Вот так было покончено с парламентской демократией в Германии. Если не считать того, что депутатов-коммунистов и некоторых социал-демократов предварительно упрятали за решетку, все выглядело вполне законно, хотя и сопровождалось террором. Уступив свои конституционные права Гитлеру, парламент совершил самоубийство, хотя его забальзамированное тело и продолжало оставаться на виду вплоть до заката Третьего Рейха, изредка выполняя роль резонатора грозных призывов Гитлера к перевороту; поскольку выборов больше не проводилось, места в рейхстаге занимали лица, специально подобранные нацистской партией. Акт о чрезвычайных полномочиях был единственным легальным обоснованием диктатуры Гитлера. Начиная с 23 марта 1933 года Гитлер действовал как диктатор, свободный от каких-либо ограничений как со стороны парламента, так и со стороны престарелого, немощного президента. Правда, многое еще предстояло сделать, прежде чем вся нация, все ее институты оказались под нацистской пятой, однако и это, как мы убедимся позднее, было достигнуто одним махом посредством грубых махинаций, вероломства и жестокости.
Контроль над ресурсами великого государства захватили уличные банды. К власти пришли отбросы общества. Но, как не переставал хвастать Гитлер, «законно», по воле подавляющего большинства парламента. И винить за это немцы могли только самих себя.
Самые могущественные правовые институты Германии начали один за другим капитулировать перед Гитлером и тихо, без борьбы, умирать.
Земли, которые на протяжении всей германской истории упорно отстаивали свою автономию, оказались в ряду первых поверженных. Вечером 9 марта, за две недели до принятия акта о чрезвычайных полномочиях, генерал фон Эпп по приказу Гитлера и Фрика и при помощи нескольких штурмовиков разогнал правительство Баварии и установил там нацистский режим. А в остальные земли (кроме Пруссии, где уже прочно восседал Геринг) через неделю были назначены рейхскомиссары. 31 марта Гитлер и Фрик, впервые воспользовавшись данными им чрезвычайными полномочиями, обнародовали закон о роспуске парламентов во всех землях, кроме Пруссии, приказав переформировать их состав в соответствии с распределением голосов на последних выборах в рейхстаг. Депутатские места, занимаемые прежде коммунистами, решено было не заполнять. Но и этого канцлеру показалось мало. Действуя с лихорадочной поспешностью, он уже через неделю, 7 апреля, издал декрет об учреждении во всех землях новой должности — губернатора рейха, которому предоставлялось право формировать и смещать местное правительство, распускать парламент, назначать и увольнять чиновников и судей. Все вновь назначенные губернаторы были нацистами, ото всех требовалось проводить «генеральную политику, разработанную рейхсканцлером». Так, через две недели после обретения полноты власти, Гитлер достиг того, на что Бисмарк, Вильгельм II и Веймарская республика не могли и рассчитывать: он лишил земли автономии и подчинил их центральной власти рейха, то есть своей личной власти. Впервые в истории он по-настоящему объединил Германию, ликвидировав давнюю федеральную структуру.

▶ _Письменное задание 1_
Перепишите в виде JSON-списка строк участок записей от строки, содержащей «x-tick-label-bottom: 2005 xyxy=(1387,1093,1443,1118)», до строки, содержащей «x-tick-label-bottom: 1990 xyxy=(1046,568,1102,593)», включая обе границы. Каждой строке должно соответствовать одно значение списка, пустые строки не включайте.
Отрывок и записи никак не связаны между собой и представляют собой самостоятельные материалы.

▶ _Исходные записи_
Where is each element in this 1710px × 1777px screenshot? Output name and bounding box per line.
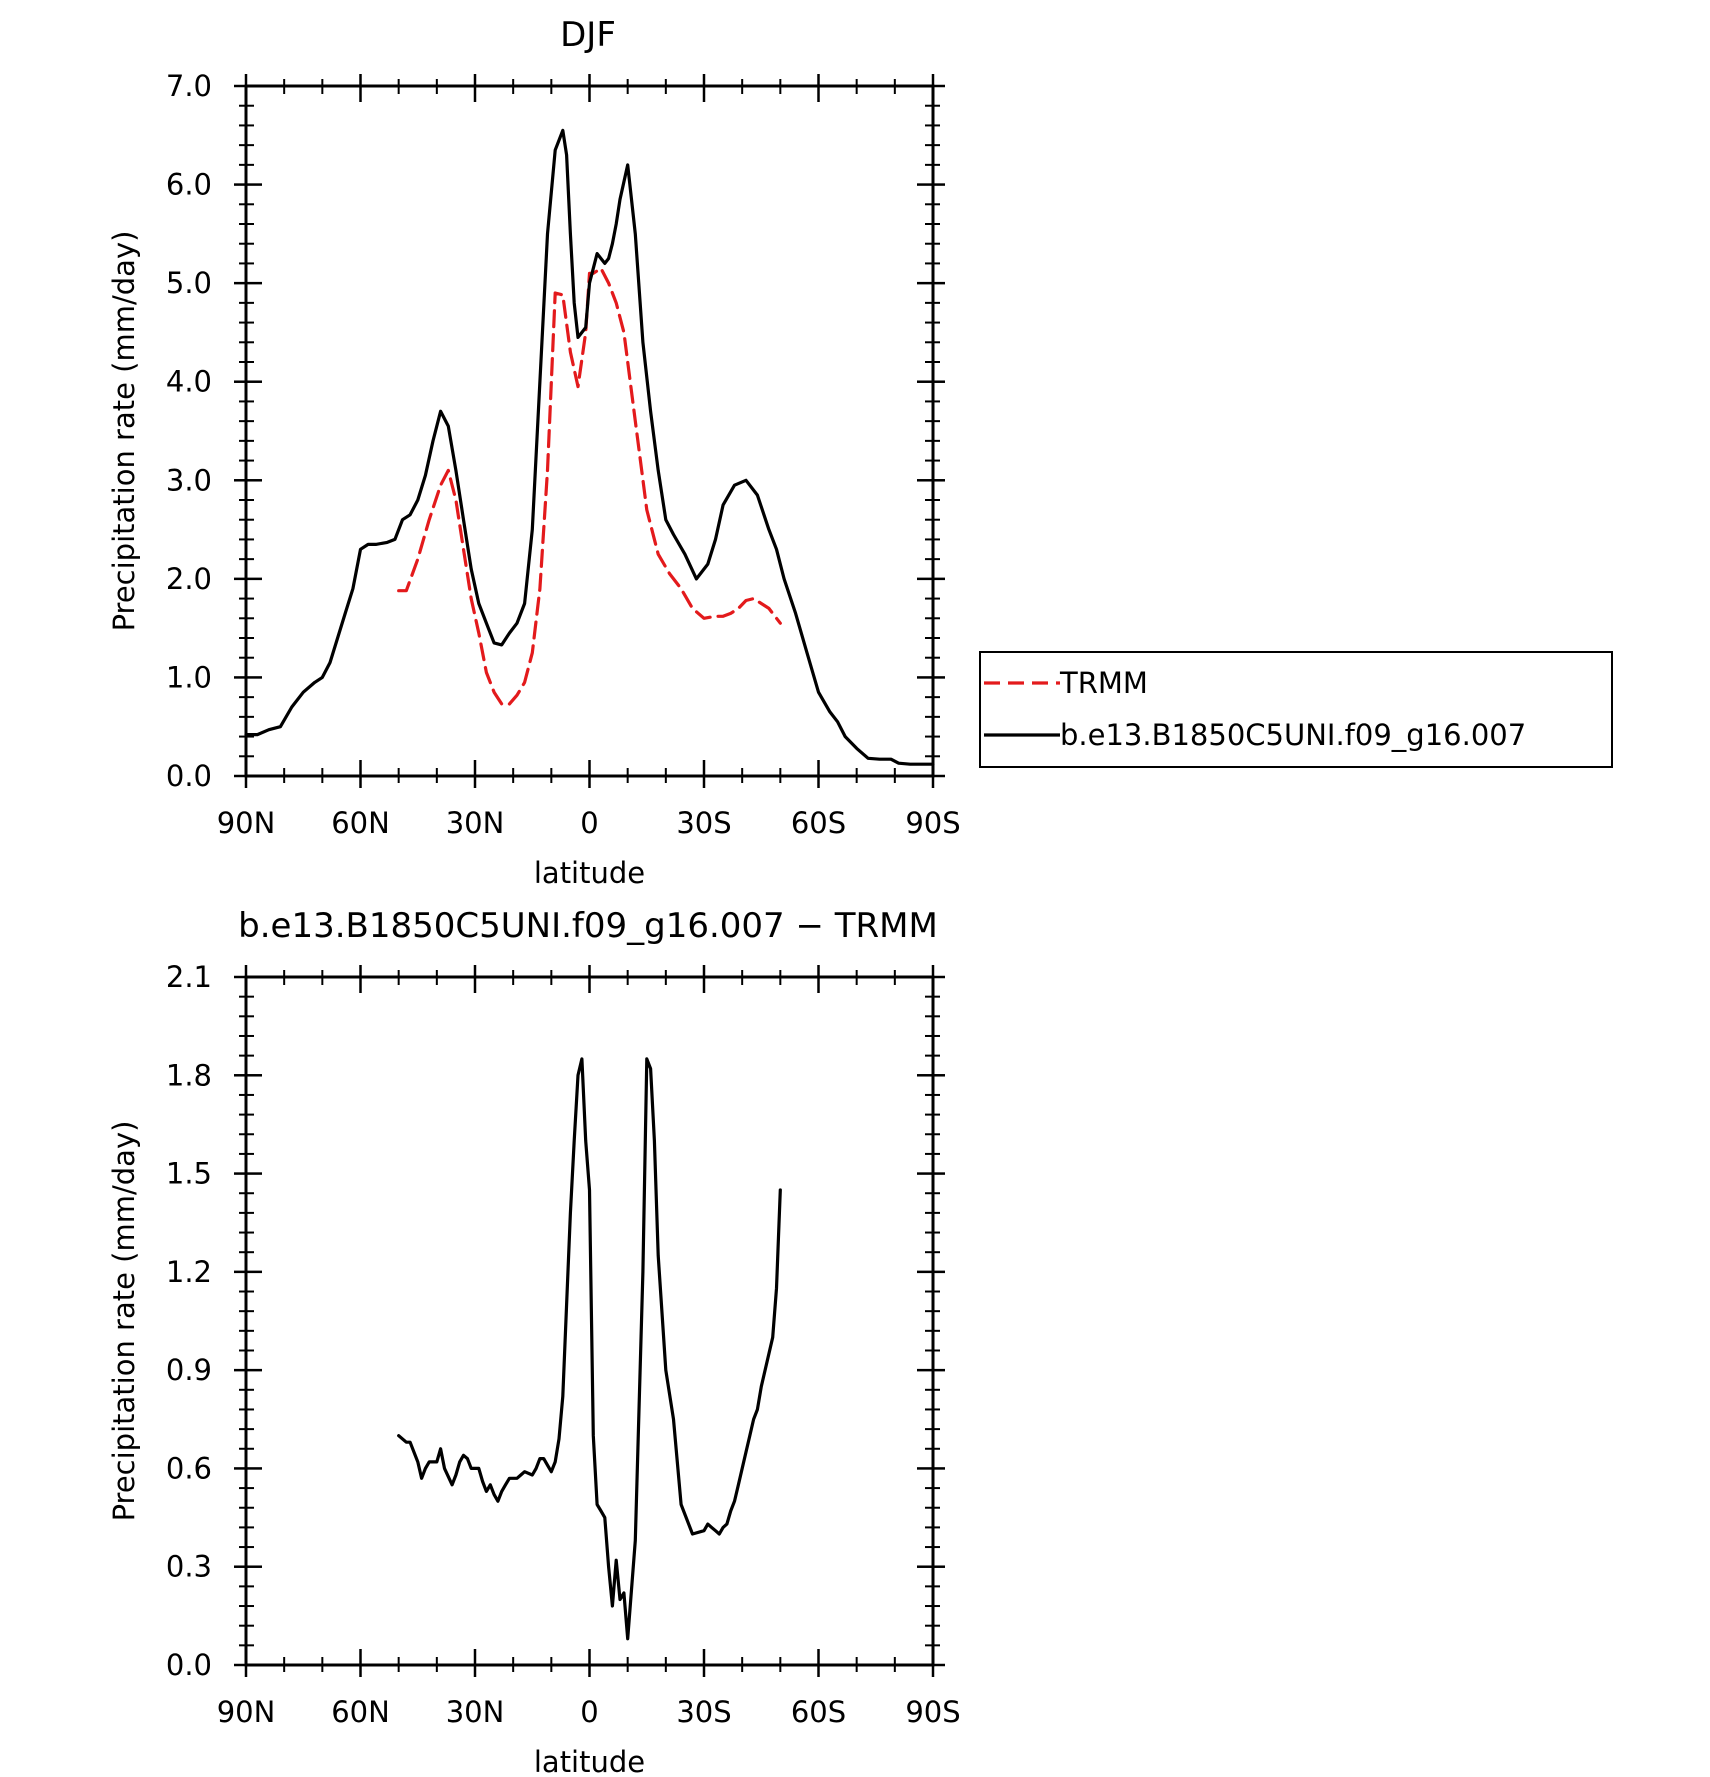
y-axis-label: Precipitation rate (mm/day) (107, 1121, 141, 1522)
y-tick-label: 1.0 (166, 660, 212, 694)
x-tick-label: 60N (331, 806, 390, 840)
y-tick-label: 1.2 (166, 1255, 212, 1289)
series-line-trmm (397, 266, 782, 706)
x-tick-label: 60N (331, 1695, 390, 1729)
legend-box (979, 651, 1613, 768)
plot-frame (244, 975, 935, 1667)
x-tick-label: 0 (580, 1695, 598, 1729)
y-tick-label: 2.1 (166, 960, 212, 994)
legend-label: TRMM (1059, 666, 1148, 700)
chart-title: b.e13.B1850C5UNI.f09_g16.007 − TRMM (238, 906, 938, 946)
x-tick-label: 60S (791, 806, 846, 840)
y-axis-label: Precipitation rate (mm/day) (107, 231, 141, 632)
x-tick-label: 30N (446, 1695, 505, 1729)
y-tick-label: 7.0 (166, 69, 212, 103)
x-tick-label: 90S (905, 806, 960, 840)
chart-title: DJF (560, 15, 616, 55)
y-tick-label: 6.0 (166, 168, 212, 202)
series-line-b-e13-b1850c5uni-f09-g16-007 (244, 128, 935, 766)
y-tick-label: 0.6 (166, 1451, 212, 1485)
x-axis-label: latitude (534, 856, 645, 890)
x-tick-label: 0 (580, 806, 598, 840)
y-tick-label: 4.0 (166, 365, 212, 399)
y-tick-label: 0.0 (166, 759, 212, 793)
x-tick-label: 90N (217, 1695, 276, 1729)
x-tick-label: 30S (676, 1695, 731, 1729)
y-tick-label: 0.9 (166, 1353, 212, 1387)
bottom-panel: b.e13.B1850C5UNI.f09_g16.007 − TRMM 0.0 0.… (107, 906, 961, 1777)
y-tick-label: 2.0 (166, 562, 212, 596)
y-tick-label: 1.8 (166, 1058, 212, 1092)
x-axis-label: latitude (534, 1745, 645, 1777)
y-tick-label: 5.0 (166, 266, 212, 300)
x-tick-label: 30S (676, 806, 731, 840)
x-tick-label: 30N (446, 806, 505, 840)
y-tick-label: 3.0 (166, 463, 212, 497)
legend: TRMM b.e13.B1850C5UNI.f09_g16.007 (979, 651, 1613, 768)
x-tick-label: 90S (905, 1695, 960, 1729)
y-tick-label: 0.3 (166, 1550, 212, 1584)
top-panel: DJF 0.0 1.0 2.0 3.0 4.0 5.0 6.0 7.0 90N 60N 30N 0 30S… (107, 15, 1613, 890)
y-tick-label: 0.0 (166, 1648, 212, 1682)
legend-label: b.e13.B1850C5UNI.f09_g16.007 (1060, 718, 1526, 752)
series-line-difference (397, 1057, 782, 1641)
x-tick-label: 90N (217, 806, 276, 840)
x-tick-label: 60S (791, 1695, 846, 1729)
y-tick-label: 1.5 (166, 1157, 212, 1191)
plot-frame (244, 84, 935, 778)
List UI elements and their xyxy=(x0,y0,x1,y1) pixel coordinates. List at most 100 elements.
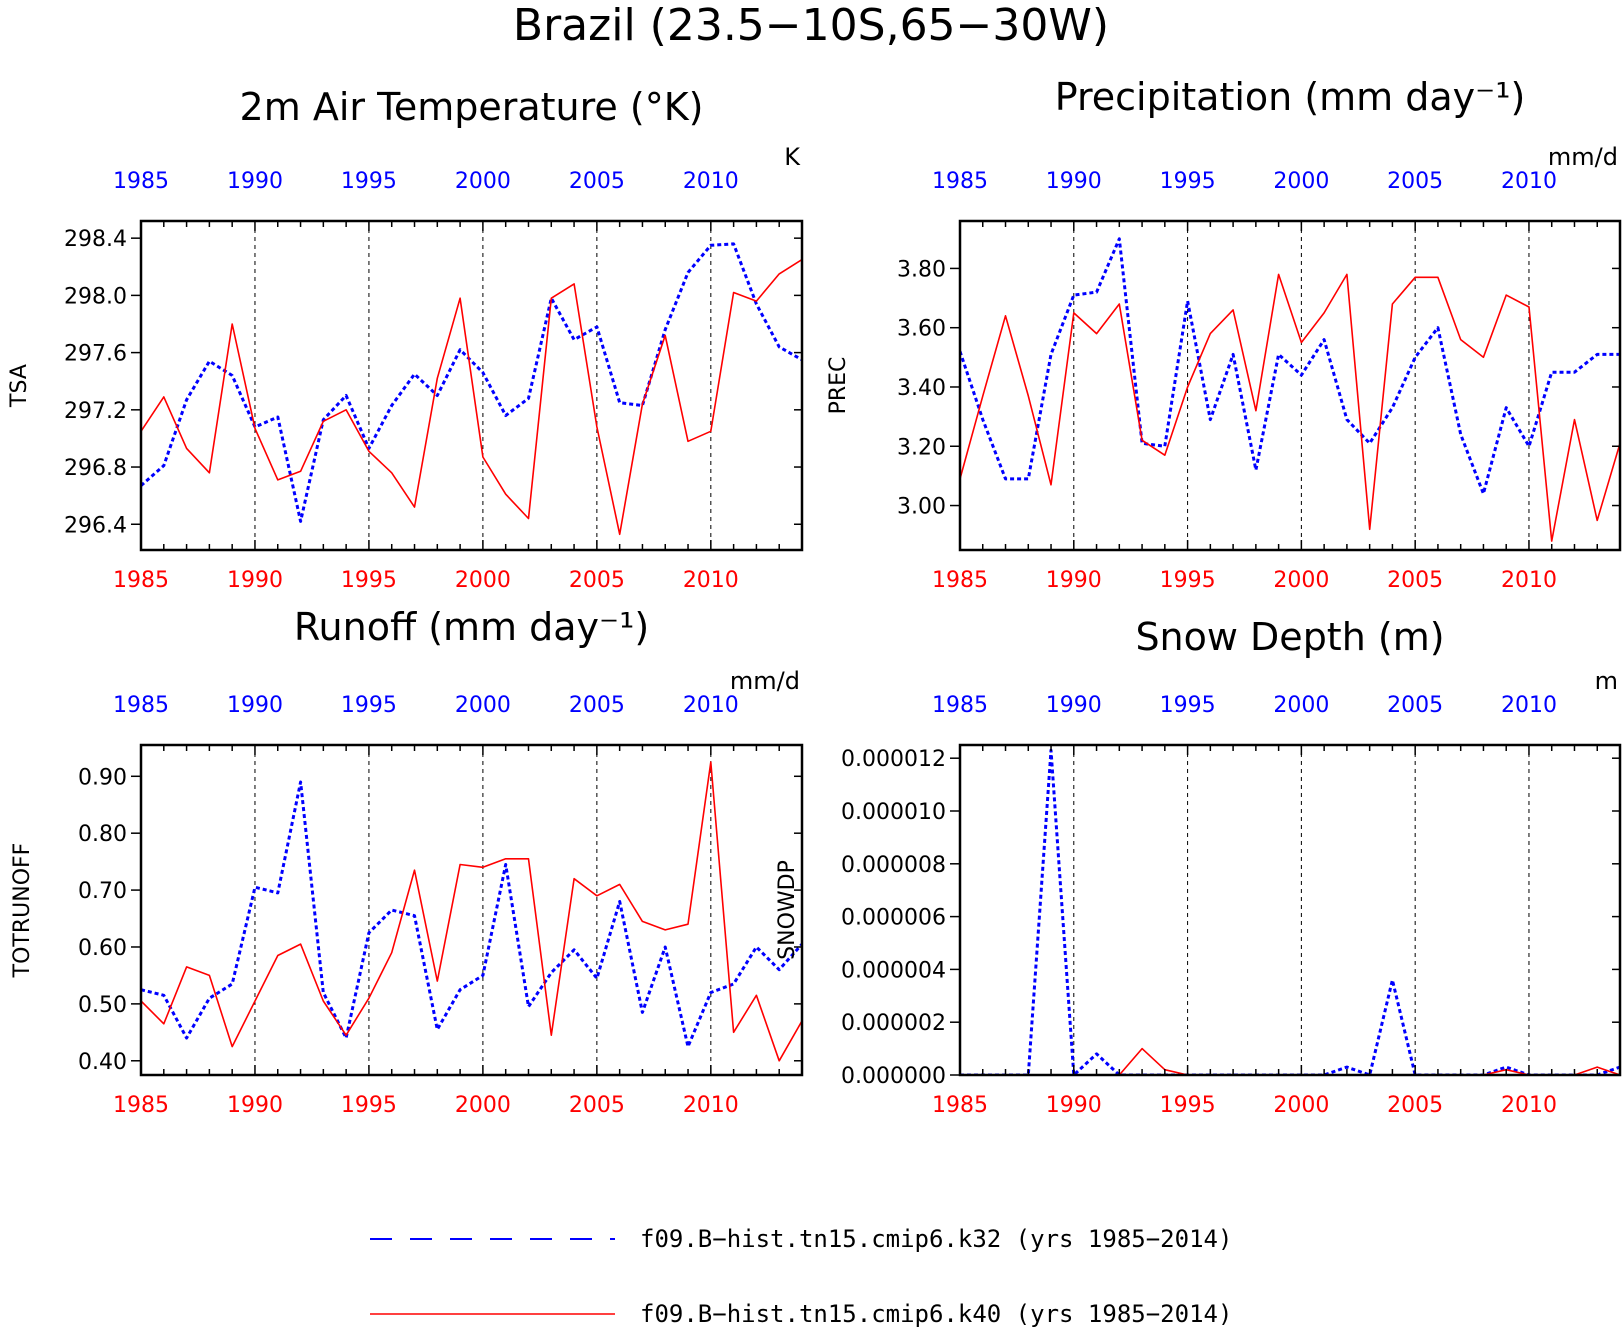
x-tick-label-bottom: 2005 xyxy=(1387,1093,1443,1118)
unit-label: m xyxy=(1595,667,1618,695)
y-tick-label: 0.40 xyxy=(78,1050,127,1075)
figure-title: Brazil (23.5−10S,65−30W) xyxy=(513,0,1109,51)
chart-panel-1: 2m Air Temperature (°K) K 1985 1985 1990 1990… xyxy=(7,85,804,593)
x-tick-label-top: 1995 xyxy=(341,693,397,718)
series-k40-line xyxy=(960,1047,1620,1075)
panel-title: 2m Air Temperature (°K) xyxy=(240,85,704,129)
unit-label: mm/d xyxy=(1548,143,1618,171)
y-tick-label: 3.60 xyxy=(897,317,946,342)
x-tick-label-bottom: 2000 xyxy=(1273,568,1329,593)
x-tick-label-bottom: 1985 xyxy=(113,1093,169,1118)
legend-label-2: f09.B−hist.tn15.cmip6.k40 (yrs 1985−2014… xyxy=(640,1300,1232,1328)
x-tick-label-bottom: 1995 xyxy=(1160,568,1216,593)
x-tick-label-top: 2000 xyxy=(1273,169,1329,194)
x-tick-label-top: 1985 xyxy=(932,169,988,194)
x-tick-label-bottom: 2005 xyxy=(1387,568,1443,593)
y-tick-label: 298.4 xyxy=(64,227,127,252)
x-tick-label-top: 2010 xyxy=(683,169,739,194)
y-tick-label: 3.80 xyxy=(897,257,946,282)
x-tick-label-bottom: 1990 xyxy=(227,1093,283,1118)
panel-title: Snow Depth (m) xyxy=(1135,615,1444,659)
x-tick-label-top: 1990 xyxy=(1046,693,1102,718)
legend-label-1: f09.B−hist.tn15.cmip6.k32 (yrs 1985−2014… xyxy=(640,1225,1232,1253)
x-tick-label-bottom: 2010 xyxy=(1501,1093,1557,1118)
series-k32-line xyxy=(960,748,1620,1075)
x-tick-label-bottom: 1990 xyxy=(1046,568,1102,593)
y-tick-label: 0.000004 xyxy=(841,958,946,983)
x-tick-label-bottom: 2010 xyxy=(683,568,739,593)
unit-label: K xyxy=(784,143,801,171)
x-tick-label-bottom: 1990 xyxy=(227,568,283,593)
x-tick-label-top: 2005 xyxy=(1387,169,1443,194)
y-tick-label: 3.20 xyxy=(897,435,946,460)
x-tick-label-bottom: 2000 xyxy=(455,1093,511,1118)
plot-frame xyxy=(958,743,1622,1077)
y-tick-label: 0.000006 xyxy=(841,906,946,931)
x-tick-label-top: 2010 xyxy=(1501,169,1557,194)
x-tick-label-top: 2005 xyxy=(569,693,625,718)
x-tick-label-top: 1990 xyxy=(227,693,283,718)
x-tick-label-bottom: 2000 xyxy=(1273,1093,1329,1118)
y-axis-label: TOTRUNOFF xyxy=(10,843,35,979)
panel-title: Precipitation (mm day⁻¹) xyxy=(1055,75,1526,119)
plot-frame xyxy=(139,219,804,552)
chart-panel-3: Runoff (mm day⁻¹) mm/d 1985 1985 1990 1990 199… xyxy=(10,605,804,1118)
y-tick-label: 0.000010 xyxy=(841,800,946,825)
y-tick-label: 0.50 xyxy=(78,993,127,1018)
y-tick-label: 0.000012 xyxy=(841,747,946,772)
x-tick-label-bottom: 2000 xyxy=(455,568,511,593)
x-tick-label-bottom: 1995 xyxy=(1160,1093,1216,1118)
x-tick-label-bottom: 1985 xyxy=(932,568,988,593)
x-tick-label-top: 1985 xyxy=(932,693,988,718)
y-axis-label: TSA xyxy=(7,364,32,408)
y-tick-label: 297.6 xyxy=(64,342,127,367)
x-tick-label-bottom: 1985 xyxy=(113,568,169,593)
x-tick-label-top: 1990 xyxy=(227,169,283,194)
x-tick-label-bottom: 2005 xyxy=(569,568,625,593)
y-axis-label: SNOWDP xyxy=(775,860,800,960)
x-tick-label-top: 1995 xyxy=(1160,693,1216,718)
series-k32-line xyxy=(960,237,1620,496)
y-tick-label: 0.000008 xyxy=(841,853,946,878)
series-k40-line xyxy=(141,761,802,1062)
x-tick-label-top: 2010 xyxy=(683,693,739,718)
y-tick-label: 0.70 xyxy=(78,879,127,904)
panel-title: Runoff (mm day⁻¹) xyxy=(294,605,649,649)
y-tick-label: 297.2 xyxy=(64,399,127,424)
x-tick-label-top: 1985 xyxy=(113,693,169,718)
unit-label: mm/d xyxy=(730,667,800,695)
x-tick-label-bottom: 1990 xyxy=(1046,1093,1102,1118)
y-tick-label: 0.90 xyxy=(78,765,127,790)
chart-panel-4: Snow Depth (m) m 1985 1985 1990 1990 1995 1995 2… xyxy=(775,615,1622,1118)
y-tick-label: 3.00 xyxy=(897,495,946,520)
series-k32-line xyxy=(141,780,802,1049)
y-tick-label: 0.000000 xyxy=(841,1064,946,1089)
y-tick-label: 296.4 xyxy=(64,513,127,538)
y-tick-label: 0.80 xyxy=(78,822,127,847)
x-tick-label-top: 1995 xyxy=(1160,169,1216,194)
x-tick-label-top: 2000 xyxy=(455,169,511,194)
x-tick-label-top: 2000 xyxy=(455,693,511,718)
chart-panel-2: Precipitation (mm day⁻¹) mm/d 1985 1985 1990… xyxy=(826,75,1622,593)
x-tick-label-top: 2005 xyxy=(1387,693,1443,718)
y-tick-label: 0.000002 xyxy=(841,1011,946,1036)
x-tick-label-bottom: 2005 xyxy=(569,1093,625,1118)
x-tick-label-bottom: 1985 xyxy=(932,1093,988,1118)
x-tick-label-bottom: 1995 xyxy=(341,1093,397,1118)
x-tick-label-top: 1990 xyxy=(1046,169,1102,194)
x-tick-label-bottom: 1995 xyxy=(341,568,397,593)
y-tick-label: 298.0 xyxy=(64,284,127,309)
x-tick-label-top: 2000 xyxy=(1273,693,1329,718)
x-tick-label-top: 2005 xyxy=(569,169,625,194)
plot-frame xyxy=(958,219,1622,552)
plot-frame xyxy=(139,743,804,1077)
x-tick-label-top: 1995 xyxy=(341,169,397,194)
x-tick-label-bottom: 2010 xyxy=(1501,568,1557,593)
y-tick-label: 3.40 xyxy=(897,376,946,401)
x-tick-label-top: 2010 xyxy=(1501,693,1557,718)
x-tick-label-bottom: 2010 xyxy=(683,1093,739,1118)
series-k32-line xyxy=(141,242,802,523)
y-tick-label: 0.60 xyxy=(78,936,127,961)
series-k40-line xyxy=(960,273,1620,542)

▶ _Письменное задание 2_
Воспроизведите без изменений часть отрывка о приходе Гитлера к единоличной власти от слов «Контроль над ресурсами» до слов «без борьбы, умирать.» включительно.

▶ _Верный ответ 1_
[
  "x-tick-label-bottom: 2005 xyxy=(1387,1093,1443,1118)",
  "unit-label: m xyxy=(1595,667,1618,695)",
  "y-tick-label: 0.40 xyxy=(78,1050,127,1075)",
  "figure-title: Brazil (23.5−10S,65−30W) xyxy=(513,0,1109,51)",
  "chart-panel-1: 2m Air Temperature (°K) K 1985 1985 1990 1990… xyxy=(7,85,804,593)",
  "x-tick-label-top: 1995 xyxy=(341,693,397,718)",
  "series-k40-line xyxy=(960,1047,1620,1075)",
  "panel-title: 2m Air Temperature (°K) xyxy=(240,85,704,129)",
  "unit-label: mm/d xyxy=(1548,143,1618,171)",
  "y-tick-label: 3.60 xyxy=(897,317,946,342)",
  "x-tick-label-bottom: 2000 xyxy=(1273,568,1329,593)",
  "x-tick-label-bottom: 1985 xyxy=(113,1093,169,1118)",
  "legend-label-2: f09.B−hist.tn15.cmip6.k40 (yrs 1985−2014… xyxy=(640,1300,1232,1328)",
  "x-tick-label-bottom: 1995 xyxy=(1160,568,1216,593)",
  "x-tick-label-top: 2000 xyxy=(1273,169,1329,194)",
  "x-tick-label-top: 1985 xyxy=(932,169,988,194)",
  "x-tick-label-bottom: 2005 xyxy=(1387,568,1443,593)",
  "y-tick-label: 298.4 xyxy=(64,227,127,252)",
  "x-tick-label-top: 2010 xyxy=(683,169,739,194)",
  "y-tick-label: 3.80 xyxy=(897,257,946,282)",
  "x-tick-label-bottom: 1990 xyxy=(227,1093,283,1118)",
  "panel-title: Snow Depth (m) xyxy=(1135,615,1444,659)",
  "x-tick-label-top: 1990 xyxy=(1046,693,1102,718)",
  "legend-label-1: f09.B−hist.tn15.cmip6.k32 (yrs 1985−2014… xyxy=(640,1225,1232,1253)",
  "x-tick-label-bottom: 2010 xyxy=(1501,1093,1557,1118)",
  "series-k32-line xyxy=(960,748,1620,1075)",
  "x-tick-label-bottom: 1990 xyxy=(1046,568,1102,593)"
]

▶ _Верный ответ 2_
Контроль над ресурсами великого государства захватили уличные банды. К власти пришли отбросы общества. Но, как не переставал хвастать Гитлер, «законно», по воле подавляющего большинства парламента. И винить за это немцы могли только самих себя.
Самые могущественные правовые институты Германии начали один за другим капитулировать перед Гитлером и тихо, без борьбы, умирать.